Problem to work on>
Locate each line holding the string "forward" and copy it.

[begin Records shown]

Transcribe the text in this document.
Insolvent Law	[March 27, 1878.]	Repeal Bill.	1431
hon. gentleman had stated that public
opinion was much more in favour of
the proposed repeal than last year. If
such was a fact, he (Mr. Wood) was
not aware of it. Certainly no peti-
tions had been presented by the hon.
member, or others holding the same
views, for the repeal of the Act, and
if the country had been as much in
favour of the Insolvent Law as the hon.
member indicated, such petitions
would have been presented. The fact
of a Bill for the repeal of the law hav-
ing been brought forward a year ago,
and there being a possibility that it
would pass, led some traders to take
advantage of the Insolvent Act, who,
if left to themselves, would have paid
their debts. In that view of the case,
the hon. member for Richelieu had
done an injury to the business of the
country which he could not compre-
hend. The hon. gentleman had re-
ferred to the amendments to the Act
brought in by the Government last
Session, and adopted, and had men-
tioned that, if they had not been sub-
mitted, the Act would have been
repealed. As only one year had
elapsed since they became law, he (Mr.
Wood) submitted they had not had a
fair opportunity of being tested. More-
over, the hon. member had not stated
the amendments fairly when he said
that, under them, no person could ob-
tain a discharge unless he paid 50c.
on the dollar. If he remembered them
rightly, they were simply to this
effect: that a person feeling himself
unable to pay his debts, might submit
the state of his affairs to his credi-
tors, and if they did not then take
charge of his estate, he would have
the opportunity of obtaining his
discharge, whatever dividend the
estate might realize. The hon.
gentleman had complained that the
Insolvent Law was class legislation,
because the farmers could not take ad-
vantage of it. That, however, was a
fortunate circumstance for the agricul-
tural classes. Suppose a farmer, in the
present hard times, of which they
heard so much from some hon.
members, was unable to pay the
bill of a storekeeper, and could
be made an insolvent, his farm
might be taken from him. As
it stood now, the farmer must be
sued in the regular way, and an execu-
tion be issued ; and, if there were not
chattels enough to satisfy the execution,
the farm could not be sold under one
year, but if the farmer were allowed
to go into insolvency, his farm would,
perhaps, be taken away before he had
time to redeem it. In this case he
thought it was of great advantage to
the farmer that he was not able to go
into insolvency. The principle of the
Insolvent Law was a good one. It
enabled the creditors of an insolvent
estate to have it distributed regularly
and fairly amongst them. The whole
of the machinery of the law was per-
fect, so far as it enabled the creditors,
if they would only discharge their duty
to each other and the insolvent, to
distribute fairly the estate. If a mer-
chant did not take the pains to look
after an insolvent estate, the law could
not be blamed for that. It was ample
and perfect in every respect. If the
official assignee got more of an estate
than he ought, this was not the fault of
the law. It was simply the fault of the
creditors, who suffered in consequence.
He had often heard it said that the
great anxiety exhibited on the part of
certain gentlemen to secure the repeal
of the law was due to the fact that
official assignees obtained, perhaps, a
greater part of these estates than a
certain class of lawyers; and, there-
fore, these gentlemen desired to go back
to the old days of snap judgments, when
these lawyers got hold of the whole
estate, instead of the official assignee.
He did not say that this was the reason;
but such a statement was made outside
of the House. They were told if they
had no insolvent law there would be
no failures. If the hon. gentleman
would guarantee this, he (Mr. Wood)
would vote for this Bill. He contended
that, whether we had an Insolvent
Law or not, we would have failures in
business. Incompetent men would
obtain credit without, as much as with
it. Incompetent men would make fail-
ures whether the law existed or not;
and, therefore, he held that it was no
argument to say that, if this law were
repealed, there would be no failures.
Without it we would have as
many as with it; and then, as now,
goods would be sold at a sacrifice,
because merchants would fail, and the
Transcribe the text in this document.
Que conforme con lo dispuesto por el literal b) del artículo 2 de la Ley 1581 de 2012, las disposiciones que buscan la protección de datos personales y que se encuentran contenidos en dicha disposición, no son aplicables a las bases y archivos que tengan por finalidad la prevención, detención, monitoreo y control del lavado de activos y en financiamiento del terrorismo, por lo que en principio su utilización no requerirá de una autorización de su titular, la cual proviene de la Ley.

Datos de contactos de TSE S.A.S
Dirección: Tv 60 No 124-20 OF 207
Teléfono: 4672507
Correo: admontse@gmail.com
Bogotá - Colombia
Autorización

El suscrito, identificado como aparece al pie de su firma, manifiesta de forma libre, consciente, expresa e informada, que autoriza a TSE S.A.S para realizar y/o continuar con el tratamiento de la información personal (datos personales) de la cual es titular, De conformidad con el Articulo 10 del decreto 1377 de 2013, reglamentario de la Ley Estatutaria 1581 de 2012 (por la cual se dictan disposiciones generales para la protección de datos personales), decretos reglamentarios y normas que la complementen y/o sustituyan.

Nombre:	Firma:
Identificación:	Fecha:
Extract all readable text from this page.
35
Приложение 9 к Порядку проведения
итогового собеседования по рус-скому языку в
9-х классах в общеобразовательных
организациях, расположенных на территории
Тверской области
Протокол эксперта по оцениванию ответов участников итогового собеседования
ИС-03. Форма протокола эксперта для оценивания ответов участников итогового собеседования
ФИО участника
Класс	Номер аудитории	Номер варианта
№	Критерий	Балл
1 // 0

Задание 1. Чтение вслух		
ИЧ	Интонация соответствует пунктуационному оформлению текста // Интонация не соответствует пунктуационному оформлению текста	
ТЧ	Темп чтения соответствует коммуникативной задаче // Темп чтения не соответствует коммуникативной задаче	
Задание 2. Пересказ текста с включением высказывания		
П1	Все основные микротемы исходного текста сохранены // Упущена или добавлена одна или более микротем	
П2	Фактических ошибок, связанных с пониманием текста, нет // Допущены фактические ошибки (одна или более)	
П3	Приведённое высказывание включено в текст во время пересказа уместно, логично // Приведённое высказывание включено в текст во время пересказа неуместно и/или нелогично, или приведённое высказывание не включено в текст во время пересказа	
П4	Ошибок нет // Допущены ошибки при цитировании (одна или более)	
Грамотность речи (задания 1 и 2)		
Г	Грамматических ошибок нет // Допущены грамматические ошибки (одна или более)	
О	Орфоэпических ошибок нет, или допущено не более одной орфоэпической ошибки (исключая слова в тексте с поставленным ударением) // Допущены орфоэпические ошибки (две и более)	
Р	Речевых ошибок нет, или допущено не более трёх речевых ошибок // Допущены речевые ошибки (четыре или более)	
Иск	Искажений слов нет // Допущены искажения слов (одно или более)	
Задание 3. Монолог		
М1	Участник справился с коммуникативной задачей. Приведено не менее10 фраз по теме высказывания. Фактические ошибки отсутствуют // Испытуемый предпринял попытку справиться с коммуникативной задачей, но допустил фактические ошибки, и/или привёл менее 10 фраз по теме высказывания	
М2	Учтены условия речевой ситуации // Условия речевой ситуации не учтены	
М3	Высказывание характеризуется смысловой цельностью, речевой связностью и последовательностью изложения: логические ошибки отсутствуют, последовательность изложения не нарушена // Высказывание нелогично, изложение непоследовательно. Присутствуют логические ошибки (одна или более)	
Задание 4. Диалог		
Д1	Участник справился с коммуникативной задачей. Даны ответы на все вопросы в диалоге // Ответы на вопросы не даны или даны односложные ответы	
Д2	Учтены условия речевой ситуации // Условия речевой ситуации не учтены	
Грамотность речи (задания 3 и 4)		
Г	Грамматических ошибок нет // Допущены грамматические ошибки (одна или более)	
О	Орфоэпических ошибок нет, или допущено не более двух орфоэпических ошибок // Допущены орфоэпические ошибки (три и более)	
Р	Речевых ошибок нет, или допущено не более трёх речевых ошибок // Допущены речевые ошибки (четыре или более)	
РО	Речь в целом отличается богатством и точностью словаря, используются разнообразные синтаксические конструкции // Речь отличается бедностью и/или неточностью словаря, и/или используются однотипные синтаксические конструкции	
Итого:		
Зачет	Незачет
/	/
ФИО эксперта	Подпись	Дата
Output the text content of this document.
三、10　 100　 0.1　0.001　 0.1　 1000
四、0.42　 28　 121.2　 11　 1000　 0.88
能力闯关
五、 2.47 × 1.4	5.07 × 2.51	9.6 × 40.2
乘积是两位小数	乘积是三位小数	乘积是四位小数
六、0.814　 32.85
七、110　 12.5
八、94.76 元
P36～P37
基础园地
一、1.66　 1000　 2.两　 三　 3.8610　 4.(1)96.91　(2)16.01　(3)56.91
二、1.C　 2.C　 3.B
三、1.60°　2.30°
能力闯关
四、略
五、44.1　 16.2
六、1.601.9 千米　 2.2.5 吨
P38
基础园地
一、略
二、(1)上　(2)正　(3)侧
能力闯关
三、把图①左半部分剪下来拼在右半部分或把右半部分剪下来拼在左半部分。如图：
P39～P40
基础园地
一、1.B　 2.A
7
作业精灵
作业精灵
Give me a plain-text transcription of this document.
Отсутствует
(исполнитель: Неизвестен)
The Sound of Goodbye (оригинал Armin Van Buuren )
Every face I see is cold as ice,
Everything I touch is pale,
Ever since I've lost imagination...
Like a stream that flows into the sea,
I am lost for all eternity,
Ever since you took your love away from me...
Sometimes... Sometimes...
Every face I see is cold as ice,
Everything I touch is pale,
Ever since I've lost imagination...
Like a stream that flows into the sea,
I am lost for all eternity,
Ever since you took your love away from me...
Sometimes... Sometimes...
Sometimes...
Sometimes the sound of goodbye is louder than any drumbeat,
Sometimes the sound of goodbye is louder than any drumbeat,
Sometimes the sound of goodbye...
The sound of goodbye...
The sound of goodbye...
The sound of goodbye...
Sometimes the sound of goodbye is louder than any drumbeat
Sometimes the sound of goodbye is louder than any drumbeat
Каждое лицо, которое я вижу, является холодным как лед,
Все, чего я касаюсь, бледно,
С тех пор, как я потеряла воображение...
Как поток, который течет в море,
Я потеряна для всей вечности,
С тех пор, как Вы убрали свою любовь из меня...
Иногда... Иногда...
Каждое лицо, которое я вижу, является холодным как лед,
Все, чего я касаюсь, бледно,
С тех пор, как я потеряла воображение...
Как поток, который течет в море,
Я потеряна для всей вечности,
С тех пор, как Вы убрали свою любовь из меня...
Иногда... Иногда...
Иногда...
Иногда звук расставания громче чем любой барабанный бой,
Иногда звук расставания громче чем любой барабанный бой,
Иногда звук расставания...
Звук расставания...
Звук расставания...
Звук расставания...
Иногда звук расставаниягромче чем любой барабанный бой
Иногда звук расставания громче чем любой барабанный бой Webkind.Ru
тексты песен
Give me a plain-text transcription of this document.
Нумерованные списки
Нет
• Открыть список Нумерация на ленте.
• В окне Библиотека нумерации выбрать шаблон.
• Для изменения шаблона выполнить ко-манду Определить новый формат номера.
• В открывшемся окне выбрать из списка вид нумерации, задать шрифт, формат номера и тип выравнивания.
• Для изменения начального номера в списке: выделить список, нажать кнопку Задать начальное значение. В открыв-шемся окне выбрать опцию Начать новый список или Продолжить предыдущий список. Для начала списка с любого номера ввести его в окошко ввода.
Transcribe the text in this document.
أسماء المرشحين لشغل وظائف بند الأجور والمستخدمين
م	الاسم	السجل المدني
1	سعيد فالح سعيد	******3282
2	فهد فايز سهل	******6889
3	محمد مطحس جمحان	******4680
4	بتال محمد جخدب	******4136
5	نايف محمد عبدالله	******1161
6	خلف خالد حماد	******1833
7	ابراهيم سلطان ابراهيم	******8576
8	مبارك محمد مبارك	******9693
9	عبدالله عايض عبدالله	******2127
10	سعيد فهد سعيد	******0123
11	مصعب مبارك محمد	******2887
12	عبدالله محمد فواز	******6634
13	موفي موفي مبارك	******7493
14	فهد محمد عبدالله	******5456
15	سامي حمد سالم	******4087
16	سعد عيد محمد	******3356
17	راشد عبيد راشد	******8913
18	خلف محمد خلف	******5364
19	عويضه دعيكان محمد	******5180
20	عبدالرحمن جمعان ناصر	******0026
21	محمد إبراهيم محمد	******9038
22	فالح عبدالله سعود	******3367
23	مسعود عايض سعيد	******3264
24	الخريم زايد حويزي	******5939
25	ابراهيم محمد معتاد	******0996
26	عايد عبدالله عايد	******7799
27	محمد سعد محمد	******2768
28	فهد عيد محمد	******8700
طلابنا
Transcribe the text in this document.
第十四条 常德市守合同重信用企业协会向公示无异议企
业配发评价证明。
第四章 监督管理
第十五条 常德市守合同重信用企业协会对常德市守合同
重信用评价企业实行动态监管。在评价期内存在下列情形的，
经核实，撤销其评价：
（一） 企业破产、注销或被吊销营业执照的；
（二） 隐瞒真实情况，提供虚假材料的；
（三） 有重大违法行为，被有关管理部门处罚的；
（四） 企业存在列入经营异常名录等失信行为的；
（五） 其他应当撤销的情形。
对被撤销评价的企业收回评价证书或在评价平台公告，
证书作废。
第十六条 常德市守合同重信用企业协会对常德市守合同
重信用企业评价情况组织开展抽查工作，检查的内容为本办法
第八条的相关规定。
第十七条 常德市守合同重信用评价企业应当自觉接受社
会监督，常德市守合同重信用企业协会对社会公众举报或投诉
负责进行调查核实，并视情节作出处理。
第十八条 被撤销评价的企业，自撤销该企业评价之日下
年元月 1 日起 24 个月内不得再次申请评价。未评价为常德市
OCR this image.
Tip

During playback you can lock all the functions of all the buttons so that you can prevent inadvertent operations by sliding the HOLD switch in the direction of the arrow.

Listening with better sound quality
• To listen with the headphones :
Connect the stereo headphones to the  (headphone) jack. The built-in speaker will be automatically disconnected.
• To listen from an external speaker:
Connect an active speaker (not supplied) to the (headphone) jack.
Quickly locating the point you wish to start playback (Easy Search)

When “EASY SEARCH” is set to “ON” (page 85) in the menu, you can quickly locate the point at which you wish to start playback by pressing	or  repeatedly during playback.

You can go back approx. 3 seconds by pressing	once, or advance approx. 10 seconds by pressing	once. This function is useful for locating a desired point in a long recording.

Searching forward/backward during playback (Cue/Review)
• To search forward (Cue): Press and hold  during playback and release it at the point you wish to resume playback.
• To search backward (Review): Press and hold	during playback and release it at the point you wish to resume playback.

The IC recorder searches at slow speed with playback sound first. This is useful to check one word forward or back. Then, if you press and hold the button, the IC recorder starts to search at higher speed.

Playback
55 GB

[end Records shown]

The completed task>
ing been brought forward a year ago,
Searching forward/backward during playback (Cue/Review)
• To search forward (Cue): Press and hold  during playback and release it at the point you wish to resume playback.
The IC recorder searches at slow speed with playback sound first. This is useful to check one word forward or back. Then, if you press and hold the button, the IC recorder starts to search at higher speed.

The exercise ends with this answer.